BEGIN Dataset excerpts
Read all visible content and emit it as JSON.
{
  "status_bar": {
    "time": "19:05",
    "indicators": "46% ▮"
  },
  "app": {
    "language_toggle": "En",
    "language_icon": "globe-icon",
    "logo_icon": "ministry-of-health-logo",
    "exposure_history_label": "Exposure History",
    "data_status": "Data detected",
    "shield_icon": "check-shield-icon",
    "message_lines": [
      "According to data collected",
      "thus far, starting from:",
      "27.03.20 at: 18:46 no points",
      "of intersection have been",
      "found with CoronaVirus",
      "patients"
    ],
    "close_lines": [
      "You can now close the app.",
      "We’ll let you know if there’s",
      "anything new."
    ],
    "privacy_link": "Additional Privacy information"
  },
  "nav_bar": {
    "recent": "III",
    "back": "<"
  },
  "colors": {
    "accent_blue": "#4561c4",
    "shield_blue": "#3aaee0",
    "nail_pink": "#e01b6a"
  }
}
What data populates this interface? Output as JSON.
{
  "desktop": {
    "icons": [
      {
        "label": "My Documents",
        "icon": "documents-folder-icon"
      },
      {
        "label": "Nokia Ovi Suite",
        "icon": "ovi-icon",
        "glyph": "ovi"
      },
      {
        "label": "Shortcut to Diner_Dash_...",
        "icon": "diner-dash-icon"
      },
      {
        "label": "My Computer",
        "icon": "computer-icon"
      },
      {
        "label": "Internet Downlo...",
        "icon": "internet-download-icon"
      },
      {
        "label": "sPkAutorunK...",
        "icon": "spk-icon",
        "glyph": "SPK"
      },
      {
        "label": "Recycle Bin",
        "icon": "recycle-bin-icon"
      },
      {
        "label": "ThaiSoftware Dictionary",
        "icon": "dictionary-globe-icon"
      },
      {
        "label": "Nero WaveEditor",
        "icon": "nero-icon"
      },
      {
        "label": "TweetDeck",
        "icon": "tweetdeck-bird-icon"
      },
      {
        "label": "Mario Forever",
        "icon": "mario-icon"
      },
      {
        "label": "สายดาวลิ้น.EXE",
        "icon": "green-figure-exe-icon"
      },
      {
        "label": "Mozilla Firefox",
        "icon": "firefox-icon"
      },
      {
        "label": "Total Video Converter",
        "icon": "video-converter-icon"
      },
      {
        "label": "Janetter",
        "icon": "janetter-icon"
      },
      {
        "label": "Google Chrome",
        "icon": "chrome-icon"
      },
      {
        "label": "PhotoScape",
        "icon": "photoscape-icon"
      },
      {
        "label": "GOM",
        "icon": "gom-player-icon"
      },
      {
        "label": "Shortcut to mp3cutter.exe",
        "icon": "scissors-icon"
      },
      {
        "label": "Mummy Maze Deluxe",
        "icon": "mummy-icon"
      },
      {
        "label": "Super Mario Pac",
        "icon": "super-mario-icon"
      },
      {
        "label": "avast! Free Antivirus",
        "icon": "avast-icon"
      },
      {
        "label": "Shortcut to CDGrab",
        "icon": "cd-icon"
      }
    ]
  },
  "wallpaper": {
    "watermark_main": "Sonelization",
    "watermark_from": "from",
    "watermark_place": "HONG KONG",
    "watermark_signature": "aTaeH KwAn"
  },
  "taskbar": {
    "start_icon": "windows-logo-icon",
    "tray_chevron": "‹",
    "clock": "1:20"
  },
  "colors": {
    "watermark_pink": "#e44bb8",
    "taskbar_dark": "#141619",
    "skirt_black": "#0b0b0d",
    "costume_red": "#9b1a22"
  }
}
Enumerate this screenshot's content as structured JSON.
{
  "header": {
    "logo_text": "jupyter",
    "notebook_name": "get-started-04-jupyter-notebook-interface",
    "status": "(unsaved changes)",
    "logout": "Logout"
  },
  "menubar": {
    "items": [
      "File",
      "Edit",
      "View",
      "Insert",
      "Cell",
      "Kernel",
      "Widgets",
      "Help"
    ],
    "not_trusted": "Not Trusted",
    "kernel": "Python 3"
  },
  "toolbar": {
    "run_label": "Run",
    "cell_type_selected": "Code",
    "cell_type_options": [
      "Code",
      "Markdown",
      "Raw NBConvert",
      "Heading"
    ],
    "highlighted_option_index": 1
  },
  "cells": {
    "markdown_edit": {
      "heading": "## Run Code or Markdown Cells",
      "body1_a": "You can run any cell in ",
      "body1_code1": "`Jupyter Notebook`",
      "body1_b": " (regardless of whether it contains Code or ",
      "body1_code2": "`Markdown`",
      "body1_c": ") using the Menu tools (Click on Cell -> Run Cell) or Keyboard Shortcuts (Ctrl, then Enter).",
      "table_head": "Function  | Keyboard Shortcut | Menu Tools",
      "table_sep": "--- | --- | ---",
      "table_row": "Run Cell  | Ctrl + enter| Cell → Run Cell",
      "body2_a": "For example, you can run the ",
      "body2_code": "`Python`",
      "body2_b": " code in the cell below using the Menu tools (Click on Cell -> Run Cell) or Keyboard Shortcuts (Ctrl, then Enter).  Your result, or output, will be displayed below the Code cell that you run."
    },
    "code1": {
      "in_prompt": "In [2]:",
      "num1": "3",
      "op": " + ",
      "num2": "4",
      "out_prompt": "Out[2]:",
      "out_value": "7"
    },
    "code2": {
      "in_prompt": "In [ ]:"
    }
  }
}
END Dataset excerpts
■ Task goal: A single number is requested: the count of lines in the data that hold "JSON".

■ Exercise answer: 3